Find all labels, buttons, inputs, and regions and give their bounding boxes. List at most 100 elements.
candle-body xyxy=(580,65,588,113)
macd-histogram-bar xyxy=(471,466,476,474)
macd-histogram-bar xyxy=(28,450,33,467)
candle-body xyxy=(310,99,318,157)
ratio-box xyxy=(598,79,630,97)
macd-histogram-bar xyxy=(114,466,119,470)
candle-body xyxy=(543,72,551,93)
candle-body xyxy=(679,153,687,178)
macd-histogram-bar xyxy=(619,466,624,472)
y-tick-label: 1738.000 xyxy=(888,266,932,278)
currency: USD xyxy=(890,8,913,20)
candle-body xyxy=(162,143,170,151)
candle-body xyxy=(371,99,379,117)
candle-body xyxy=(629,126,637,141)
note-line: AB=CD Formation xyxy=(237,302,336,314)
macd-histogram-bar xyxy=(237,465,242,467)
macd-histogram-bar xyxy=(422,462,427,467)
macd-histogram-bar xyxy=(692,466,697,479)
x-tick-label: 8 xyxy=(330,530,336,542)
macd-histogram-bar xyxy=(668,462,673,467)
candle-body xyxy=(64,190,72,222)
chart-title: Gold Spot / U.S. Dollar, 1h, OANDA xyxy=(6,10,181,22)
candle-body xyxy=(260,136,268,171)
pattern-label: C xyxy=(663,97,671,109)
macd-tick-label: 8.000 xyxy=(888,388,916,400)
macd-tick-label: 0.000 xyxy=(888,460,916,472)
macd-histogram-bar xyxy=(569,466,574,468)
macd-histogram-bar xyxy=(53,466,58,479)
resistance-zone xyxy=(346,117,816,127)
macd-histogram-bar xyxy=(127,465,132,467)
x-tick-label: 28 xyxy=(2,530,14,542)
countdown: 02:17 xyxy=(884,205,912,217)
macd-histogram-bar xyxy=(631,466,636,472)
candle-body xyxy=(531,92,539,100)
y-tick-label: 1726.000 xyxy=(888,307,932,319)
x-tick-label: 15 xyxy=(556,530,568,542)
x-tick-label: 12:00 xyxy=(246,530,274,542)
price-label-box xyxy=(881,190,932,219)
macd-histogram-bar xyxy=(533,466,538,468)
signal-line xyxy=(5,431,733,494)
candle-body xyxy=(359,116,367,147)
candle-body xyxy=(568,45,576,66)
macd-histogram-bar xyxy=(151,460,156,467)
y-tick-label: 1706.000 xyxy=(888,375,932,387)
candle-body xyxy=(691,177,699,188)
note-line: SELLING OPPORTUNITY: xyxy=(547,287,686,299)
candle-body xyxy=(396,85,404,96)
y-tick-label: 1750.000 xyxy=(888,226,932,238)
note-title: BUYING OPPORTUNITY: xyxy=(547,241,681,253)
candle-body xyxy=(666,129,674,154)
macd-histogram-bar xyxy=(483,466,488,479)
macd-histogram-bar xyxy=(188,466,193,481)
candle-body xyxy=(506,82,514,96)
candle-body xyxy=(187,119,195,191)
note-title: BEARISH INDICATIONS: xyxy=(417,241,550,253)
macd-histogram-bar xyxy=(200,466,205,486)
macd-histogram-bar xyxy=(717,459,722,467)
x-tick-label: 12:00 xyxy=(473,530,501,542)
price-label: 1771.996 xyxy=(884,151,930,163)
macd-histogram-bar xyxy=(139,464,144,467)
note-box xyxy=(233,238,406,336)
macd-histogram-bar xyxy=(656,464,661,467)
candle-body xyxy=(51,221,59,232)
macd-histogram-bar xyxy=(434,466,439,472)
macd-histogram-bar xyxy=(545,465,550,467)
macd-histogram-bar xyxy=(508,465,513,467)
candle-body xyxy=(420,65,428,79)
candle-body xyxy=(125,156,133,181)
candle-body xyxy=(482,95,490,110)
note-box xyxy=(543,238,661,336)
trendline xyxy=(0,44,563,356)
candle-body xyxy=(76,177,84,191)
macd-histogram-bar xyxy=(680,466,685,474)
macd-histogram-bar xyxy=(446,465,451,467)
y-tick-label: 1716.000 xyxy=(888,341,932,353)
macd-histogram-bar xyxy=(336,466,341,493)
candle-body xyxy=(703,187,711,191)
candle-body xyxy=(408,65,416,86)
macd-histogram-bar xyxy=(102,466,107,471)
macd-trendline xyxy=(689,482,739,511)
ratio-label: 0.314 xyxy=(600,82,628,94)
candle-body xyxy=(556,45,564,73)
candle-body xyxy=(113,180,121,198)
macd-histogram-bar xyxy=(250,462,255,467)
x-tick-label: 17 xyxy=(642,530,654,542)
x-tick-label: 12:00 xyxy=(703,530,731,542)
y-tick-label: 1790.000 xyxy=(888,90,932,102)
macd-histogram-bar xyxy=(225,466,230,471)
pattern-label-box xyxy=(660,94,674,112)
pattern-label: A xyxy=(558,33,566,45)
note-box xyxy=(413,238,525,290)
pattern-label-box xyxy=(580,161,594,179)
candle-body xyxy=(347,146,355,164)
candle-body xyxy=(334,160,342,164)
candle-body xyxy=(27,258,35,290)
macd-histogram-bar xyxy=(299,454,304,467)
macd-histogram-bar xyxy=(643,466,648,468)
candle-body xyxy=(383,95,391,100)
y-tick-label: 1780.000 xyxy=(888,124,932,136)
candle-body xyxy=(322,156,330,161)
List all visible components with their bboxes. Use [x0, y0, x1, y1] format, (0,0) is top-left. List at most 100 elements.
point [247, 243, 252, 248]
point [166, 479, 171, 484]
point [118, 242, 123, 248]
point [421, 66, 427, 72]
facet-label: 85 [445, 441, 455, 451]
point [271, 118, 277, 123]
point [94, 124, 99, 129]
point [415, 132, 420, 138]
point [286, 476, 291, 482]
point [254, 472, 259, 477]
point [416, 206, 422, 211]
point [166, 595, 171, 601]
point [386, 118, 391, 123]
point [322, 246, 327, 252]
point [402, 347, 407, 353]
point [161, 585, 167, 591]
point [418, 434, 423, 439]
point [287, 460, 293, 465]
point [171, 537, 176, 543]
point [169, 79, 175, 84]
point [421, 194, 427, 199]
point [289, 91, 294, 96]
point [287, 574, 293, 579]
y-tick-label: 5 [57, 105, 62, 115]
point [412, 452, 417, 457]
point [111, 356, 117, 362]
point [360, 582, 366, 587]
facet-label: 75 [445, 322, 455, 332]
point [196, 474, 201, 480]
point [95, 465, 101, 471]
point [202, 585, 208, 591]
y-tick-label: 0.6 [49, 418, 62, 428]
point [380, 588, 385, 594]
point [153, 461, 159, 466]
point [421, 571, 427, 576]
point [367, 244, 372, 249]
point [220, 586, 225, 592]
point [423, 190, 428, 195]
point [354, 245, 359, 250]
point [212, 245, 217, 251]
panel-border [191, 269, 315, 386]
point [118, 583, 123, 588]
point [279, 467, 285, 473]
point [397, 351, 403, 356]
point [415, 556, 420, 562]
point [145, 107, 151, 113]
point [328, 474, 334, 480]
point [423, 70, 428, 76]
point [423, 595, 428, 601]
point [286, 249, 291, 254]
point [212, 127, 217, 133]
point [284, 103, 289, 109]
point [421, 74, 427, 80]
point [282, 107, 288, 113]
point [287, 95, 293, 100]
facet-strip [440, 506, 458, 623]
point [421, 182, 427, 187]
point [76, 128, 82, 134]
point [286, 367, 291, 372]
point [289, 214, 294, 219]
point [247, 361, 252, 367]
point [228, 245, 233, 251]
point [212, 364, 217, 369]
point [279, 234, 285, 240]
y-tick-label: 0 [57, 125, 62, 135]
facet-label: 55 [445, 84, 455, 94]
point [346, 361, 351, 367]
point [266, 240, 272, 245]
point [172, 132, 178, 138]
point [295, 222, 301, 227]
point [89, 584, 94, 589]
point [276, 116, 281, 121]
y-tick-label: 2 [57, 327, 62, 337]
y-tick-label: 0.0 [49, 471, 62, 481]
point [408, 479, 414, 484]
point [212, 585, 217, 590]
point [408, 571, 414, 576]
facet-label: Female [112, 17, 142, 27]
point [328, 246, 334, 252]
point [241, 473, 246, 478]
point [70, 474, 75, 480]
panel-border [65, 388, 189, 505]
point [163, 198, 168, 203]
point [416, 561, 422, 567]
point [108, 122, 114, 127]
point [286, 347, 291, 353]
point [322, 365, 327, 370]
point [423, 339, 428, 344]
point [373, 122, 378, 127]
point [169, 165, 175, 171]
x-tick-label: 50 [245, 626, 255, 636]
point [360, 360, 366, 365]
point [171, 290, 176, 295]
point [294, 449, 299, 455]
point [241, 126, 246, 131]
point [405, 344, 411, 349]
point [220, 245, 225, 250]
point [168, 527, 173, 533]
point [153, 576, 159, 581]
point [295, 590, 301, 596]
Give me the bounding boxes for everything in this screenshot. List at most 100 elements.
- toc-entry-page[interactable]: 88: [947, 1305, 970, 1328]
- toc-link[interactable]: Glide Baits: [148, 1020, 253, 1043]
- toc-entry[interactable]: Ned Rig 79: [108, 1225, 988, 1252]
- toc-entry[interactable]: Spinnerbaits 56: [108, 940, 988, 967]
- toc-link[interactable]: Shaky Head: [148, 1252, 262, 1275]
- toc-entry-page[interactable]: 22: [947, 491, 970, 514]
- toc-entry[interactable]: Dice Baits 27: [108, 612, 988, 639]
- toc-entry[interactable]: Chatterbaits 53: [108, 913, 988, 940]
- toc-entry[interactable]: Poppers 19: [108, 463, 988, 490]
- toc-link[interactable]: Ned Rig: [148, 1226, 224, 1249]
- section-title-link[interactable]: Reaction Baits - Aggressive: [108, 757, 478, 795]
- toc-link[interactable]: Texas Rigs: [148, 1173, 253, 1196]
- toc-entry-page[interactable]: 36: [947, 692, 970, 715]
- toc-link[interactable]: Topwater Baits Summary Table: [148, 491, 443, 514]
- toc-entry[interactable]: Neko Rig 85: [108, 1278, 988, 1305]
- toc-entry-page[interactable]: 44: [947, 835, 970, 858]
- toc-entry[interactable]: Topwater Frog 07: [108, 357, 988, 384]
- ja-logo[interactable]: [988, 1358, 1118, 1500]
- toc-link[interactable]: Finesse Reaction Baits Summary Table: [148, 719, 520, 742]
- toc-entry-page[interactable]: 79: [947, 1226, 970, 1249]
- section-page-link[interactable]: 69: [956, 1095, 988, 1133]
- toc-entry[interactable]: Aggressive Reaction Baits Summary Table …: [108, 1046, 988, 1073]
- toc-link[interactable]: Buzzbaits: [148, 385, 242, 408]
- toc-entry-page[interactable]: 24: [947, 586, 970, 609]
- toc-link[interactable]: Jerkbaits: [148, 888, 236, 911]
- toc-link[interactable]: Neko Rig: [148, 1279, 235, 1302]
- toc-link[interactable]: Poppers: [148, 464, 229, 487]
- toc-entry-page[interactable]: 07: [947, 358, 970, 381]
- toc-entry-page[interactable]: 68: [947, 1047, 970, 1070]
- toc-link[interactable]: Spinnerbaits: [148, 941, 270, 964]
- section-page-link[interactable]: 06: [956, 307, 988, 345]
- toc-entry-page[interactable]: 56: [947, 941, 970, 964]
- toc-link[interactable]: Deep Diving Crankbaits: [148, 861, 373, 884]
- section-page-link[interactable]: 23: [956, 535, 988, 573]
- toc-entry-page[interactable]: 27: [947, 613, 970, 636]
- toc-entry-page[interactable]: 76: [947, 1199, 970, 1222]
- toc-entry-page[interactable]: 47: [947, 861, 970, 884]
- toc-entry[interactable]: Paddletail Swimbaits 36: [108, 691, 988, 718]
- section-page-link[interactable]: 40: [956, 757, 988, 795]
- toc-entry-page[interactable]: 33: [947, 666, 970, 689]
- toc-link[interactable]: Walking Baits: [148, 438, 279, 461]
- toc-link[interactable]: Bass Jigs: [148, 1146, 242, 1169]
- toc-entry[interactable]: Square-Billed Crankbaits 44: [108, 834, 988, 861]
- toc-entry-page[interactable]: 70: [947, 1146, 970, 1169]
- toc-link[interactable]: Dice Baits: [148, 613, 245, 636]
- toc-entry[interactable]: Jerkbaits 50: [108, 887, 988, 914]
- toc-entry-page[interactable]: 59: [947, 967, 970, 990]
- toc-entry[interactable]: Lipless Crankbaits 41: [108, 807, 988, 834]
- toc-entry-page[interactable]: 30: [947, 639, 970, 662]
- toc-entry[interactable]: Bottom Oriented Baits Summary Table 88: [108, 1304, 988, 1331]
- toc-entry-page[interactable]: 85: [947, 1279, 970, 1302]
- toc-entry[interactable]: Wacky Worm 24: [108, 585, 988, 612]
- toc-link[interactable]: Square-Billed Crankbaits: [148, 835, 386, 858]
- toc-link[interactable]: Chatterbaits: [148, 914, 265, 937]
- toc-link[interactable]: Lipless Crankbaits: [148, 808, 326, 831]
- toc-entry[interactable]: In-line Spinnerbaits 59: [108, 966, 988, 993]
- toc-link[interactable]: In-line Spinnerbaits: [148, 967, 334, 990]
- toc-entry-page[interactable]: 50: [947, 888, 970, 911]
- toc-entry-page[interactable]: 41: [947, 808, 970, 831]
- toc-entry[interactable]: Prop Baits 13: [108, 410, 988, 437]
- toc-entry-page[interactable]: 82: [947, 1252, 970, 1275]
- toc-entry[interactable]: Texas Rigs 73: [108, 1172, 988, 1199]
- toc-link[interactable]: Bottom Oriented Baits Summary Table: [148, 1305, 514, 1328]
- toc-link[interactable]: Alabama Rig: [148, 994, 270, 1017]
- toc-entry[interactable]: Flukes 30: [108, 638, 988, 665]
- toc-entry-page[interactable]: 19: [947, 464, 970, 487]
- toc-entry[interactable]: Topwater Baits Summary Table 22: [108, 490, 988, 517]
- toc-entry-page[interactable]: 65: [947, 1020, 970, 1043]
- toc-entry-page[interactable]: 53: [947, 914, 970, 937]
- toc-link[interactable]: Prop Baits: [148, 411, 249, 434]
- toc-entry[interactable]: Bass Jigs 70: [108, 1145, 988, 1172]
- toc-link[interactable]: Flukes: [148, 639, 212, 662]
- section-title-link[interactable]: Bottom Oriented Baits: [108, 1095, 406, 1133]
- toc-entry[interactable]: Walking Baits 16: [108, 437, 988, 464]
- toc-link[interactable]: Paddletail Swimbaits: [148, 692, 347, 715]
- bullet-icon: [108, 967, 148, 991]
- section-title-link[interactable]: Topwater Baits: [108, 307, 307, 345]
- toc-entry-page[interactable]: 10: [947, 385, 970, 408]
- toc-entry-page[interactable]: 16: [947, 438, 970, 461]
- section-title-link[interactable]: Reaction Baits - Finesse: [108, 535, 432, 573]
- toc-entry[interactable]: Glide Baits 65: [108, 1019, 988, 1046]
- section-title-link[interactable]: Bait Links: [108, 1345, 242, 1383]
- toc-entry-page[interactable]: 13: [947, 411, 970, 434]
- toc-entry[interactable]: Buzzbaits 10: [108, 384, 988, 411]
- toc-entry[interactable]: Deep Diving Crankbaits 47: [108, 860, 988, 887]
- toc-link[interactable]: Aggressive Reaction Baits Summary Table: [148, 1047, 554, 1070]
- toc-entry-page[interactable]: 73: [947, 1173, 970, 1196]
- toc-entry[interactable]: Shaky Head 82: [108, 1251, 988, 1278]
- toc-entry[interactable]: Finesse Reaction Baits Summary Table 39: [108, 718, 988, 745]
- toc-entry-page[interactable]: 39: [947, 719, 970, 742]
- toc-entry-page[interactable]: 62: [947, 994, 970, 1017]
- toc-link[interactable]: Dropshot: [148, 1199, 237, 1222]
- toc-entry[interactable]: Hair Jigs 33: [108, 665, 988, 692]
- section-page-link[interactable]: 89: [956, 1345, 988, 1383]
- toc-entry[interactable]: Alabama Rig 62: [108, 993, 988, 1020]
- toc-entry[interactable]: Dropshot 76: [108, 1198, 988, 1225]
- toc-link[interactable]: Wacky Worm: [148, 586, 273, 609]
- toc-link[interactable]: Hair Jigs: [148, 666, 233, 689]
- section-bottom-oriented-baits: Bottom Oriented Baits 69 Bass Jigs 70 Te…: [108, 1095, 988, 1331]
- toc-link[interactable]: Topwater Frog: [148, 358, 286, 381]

> **Task instructions**
Transcribe the entries above, from the first line through the line that contains "signal-line xyxy=(5,431,733,494)", inclusive, without changing anything.

> **Answer**
Find all labels, buttons, inputs, and regions and give their bounding boxes. List at most 100 elements.
candle-body xyxy=(580,65,588,113)
macd-histogram-bar xyxy=(471,466,476,474)
macd-histogram-bar xyxy=(28,450,33,467)
candle-body xyxy=(310,99,318,157)
ratio-box xyxy=(598,79,630,97)
macd-histogram-bar xyxy=(114,466,119,470)
candle-body xyxy=(543,72,551,93)
candle-body xyxy=(679,153,687,178)
macd-histogram-bar xyxy=(619,466,624,472)
y-tick-label: 1738.000 xyxy=(888,266,932,278)
currency: USD xyxy=(890,8,913,20)
candle-body xyxy=(162,143,170,151)
candle-body xyxy=(371,99,379,117)
candle-body xyxy=(629,126,637,141)
note-line: AB=CD Formation xyxy=(237,302,336,314)
macd-histogram-bar xyxy=(237,465,242,467)
macd-histogram-bar xyxy=(422,462,427,467)
macd-histogram-bar xyxy=(692,466,697,479)
x-tick-label: 8 xyxy=(330,530,336,542)
macd-histogram-bar xyxy=(668,462,673,467)
candle-body xyxy=(64,190,72,222)
chart-title: Gold Spot / U.S. Dollar, 1h, OANDA xyxy=(6,10,181,22)
candle-body xyxy=(260,136,268,171)
pattern-label: C xyxy=(663,97,671,109)
macd-tick-label: 8.000 xyxy=(888,388,916,400)
macd-tick-label: 0.000 xyxy=(888,460,916,472)
macd-histogram-bar xyxy=(569,466,574,468)
macd-histogram-bar xyxy=(53,466,58,479)
resistance-zone xyxy=(346,117,816,127)
macd-histogram-bar xyxy=(127,465,132,467)
x-tick-label: 28 xyxy=(2,530,14,542)
countdown: 02:17 xyxy=(884,205,912,217)
macd-histogram-bar xyxy=(631,466,636,472)
candle-body xyxy=(531,92,539,100)
y-tick-label: 1726.000 xyxy=(888,307,932,319)
x-tick-label: 15 xyxy=(556,530,568,542)
x-tick-label: 12:00 xyxy=(246,530,274,542)
price-label-box xyxy=(881,190,932,219)
macd-histogram-bar xyxy=(533,466,538,468)
signal-line xyxy=(5,431,733,494)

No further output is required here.